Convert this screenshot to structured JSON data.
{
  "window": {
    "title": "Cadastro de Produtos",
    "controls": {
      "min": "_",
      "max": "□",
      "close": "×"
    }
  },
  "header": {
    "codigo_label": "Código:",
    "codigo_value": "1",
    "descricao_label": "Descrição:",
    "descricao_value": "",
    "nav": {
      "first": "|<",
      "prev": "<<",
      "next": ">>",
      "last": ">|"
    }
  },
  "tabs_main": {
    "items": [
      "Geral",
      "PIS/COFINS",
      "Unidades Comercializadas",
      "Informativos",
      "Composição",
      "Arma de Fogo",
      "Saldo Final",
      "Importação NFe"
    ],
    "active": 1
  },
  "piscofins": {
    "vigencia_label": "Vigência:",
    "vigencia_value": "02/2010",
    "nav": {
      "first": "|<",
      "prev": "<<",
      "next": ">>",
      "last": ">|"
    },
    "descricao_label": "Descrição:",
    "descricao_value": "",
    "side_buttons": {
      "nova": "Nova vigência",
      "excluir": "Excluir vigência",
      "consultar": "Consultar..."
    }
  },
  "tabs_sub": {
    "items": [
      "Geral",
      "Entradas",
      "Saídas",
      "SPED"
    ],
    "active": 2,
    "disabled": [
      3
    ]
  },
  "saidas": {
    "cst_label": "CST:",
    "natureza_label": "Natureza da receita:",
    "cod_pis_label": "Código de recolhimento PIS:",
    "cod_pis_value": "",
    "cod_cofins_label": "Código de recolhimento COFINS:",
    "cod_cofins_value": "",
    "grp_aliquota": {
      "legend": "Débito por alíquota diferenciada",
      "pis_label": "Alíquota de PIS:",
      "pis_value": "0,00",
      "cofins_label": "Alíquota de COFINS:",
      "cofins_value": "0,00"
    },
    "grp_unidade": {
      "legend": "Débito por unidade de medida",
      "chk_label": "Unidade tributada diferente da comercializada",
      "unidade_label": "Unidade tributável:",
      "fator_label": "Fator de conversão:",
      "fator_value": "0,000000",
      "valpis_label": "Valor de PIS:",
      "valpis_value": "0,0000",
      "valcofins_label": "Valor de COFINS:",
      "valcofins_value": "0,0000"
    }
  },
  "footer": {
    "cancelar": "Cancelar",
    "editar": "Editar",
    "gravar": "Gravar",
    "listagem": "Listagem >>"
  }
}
━━━━━━━━━━━━━━━━━━━━
EXERCISE GOAL –
Quote every record above exactly.

RESPONSE TO THIS TASK –
Convert this screenshot to structured JSON data.
{
  "window": {
    "title": "Cadastro de Produtos",
    "controls": {
      "min": "_",
      "max": "□",
      "close": "×"
    }
  },
  "header": {
    "codigo_label": "Código:",
    "codigo_value": "1",
    "descricao_label": "Descrição:",
    "descricao_value": "",
    "nav": {
      "first": "|<",
      "prev": "<<",
      "next": ">>",
      "last": ">|"
    }
  },
  "tabs_main": {
    "items": [
      "Geral",
      "PIS/COFINS",
      "Unidades Comercializadas",
      "Informativos",
      "Composição",
      "Arma de Fogo",
      "Saldo Final",
      "Importação NFe"
    ],
    "active": 1
  },
  "piscofins": {
    "vigencia_label": "Vigência:",
    "vigencia_value": "02/2010",
    "nav": {
      "first": "|<",
      "prev": "<<",
      "next": ">>",
      "last": ">|"
    },
    "descricao_label": "Descrição:",
    "descricao_value": "",
    "side_buttons": {
      "nova": "Nova vigência",
      "excluir": "Excluir vigência",
      "consultar": "Consultar..."
    }
  },
  "tabs_sub": {
    "items": [
      "Geral",
      "Entradas",
      "Saídas",
      "SPED"
    ],
    "active": 2,
    "disabled": [
      3
    ]
  },
  "saidas": {
    "cst_label": "CST:",
    "natureza_label": "Natureza da receita:",
    "cod_pis_label": "Código de recolhimento PIS:",
    "cod_pis_value": "",
    "cod_cofins_label": "Código de recolhimento COFINS:",
    "cod_cofins_value": "",
    "grp_aliquota": {
      "legend": "Débito por alíquota diferenciada",
      "pis_label": "Alíquota de PIS:",
      "pis_value": "0,00",
      "cofins_label": "Alíquota de COFINS:",
      "cofins_value": "0,00"
    },
    "grp_unidade": {
      "legend": "Débito por unidade de medida",
      "chk_label": "Unidade tributada diferente da comercializada",
      "unidade_label": "Unidade tributável:",
      "fator_label": "Fator de conversão:",
      "fator_value": "0,000000",
      "valpis_label": "Valor de PIS:",
      "valpis_value": "0,0000",
      "valcofins_label": "Valor de COFINS:",
      "valcofins_value": "0,0000"
    }
  },
  "footer": {
    "cancelar": "Cancelar",
    "editar": "Editar",
    "gravar": "Gravar",
    "listagem": "Listagem >>"
  }
}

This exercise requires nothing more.